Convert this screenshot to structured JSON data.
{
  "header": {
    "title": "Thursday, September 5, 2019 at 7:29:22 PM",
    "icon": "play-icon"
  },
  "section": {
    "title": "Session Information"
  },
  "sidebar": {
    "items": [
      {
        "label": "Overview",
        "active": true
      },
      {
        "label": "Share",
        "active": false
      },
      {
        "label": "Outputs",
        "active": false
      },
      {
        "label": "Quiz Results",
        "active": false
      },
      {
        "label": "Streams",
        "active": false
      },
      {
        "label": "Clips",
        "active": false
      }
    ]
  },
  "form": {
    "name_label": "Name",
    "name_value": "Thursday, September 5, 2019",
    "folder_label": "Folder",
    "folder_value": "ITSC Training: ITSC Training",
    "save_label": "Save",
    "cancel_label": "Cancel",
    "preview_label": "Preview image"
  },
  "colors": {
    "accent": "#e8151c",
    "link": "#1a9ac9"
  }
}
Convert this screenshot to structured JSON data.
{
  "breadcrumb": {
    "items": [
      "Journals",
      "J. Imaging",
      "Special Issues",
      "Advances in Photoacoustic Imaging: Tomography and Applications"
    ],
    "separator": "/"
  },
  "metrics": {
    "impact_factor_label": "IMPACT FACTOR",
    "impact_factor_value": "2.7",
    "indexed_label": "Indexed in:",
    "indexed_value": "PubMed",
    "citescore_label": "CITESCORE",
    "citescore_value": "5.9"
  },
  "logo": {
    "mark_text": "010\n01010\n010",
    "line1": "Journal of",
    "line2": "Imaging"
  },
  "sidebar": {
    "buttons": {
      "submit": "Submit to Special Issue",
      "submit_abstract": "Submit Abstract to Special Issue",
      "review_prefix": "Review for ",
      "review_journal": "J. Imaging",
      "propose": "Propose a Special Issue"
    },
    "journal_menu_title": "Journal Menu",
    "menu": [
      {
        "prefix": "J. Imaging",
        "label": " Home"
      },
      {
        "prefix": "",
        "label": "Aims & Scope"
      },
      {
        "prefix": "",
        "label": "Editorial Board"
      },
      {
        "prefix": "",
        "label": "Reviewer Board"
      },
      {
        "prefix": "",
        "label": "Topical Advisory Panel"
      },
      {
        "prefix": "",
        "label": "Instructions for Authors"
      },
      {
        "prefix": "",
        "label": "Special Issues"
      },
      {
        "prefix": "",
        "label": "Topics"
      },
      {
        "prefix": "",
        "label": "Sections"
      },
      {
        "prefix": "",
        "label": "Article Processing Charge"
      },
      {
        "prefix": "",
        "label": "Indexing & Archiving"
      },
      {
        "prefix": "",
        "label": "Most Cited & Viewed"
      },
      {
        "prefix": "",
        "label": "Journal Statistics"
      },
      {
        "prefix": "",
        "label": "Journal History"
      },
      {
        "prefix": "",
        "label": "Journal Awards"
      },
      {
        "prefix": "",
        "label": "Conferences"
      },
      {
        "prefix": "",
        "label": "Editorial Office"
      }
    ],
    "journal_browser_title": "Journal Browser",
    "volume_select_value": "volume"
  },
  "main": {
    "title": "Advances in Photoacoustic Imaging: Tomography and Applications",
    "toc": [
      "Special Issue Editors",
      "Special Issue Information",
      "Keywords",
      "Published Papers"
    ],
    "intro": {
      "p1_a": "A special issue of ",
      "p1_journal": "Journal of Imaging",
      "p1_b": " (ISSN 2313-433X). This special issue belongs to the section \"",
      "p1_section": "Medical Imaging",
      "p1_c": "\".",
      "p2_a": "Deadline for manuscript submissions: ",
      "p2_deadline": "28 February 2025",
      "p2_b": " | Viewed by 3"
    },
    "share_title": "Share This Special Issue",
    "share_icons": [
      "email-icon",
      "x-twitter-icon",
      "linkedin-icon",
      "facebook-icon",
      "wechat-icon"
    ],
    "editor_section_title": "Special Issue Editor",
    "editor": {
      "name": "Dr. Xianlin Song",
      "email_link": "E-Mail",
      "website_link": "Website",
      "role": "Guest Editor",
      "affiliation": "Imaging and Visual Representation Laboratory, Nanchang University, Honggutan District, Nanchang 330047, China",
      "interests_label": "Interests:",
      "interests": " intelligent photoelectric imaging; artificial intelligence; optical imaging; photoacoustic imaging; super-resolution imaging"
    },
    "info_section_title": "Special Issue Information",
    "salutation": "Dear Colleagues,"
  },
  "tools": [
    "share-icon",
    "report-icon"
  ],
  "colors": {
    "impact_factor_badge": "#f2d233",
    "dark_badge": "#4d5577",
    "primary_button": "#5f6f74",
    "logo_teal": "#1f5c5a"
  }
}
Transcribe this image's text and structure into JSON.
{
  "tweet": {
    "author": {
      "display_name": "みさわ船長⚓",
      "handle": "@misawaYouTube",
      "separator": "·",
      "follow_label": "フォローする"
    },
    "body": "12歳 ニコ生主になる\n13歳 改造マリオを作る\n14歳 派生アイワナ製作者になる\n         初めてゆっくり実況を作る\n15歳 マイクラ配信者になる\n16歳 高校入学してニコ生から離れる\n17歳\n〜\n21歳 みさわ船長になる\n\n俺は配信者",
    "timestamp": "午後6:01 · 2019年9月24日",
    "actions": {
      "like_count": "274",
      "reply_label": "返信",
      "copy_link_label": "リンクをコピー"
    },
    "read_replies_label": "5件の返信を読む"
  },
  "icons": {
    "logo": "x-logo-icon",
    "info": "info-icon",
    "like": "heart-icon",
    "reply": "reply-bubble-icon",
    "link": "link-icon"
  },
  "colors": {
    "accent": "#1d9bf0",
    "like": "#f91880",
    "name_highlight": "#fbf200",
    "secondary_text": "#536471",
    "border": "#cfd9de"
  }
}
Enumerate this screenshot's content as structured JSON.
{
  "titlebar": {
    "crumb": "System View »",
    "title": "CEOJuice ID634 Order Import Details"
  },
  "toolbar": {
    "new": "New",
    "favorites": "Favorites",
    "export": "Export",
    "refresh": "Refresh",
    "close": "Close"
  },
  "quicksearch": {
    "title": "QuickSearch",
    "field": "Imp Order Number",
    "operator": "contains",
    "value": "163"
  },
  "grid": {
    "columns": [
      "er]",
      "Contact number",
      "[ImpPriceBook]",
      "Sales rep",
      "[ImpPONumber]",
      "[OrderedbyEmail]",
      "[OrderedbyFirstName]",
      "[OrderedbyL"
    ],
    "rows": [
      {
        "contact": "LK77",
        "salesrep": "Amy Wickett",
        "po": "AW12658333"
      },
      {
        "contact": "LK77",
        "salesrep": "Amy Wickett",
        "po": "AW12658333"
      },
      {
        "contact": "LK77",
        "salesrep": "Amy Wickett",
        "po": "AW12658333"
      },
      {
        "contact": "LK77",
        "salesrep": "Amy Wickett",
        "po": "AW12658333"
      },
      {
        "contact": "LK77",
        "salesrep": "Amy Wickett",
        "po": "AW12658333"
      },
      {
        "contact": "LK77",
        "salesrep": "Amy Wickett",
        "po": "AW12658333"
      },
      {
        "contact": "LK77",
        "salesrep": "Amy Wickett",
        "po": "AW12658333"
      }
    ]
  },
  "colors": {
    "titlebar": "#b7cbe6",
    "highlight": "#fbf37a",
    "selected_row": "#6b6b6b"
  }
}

----------

### OBJECTIVE
Sift through the entries and copy every line with "Viewed".

### ANSWER TO THIS EXERCISE
        "label": "Most Cited & Viewed"
      "p2_b": " | Viewed by 3"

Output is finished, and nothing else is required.